-- Start of Data in this exercise --

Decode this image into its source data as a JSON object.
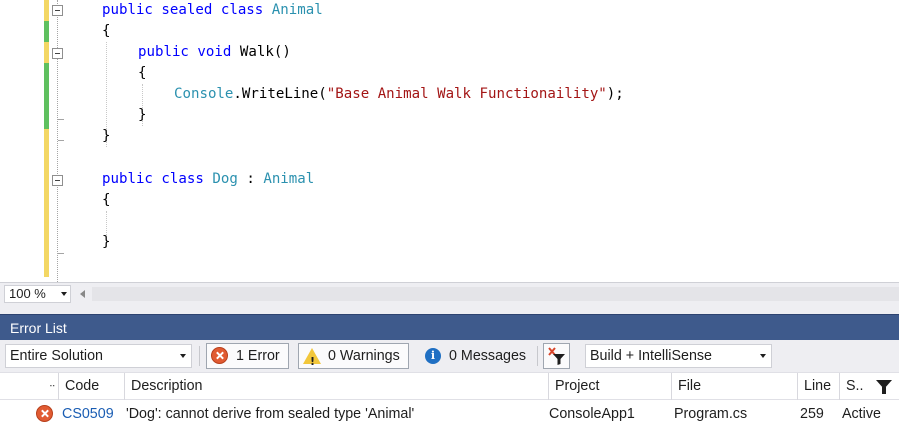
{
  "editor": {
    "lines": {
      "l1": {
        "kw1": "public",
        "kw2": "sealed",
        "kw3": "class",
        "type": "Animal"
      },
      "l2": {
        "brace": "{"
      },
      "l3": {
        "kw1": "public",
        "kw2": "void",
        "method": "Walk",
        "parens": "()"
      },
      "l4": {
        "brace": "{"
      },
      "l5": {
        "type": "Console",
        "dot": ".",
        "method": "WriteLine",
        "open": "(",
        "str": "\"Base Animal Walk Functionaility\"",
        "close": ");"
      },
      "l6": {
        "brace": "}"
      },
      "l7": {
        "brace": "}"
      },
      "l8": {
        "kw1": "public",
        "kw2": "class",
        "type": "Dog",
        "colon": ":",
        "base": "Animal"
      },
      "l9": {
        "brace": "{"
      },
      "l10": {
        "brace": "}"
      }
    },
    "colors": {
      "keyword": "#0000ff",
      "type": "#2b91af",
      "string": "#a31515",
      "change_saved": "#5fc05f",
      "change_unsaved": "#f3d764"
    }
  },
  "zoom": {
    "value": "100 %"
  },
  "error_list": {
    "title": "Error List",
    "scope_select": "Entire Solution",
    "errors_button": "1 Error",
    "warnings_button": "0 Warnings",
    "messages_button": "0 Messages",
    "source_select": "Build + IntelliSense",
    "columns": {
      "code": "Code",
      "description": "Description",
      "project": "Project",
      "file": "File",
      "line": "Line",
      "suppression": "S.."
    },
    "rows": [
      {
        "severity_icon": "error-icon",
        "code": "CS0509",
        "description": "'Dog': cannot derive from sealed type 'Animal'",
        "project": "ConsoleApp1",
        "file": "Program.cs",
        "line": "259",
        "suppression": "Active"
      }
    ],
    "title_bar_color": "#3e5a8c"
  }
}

-- End of Data in this exercise --

§ To be done
Any pictures should be dropped; transcribe the rest of the records above exactly.

§ Problem solution
Decode this image into its source data as a JSON object.
{
  "editor": {
    "lines": {
      "l1": {
        "kw1": "public",
        "kw2": "sealed",
        "kw3": "class",
        "type": "Animal"
      },
      "l2": {
        "brace": "{"
      },
      "l3": {
        "kw1": "public",
        "kw2": "void",
        "method": "Walk",
        "parens": "()"
      },
      "l4": {
        "brace": "{"
      },
      "l5": {
        "type": "Console",
        "dot": ".",
        "method": "WriteLine",
        "open": "(",
        "str": "\"Base Animal Walk Functionaility\"",
        "close": ");"
      },
      "l6": {
        "brace": "}"
      },
      "l7": {
        "brace": "}"
      },
      "l8": {
        "kw1": "public",
        "kw2": "class",
        "type": "Dog",
        "colon": ":",
        "base": "Animal"
      },
      "l9": {
        "brace": "{"
      },
      "l10": {
        "brace": "}"
      }
    },
    "colors": {
      "keyword": "#0000ff",
      "type": "#2b91af",
      "string": "#a31515",
      "change_saved": "#5fc05f",
      "change_unsaved": "#f3d764"
    }
  },
  "zoom": {
    "value": "100 %"
  },
  "error_list": {
    "title": "Error List",
    "scope_select": "Entire Solution",
    "errors_button": "1 Error",
    "warnings_button": "0 Warnings",
    "messages_button": "0 Messages",
    "source_select": "Build + IntelliSense",
    "columns": {
      "code": "Code",
      "description": "Description",
      "project": "Project",
      "file": "File",
      "line": "Line",
      "suppression": "S.."
    },
    "rows": [
      {
        "severity_icon": "error-icon",
        "code": "CS0509",
        "description": "'Dog': cannot derive from sealed type 'Animal'",
        "project": "ConsoleApp1",
        "file": "Program.cs",
        "line": "259",
        "suppression": "Active"
      }
    ],
    "title_bar_color": "#3e5a8c"
  }
}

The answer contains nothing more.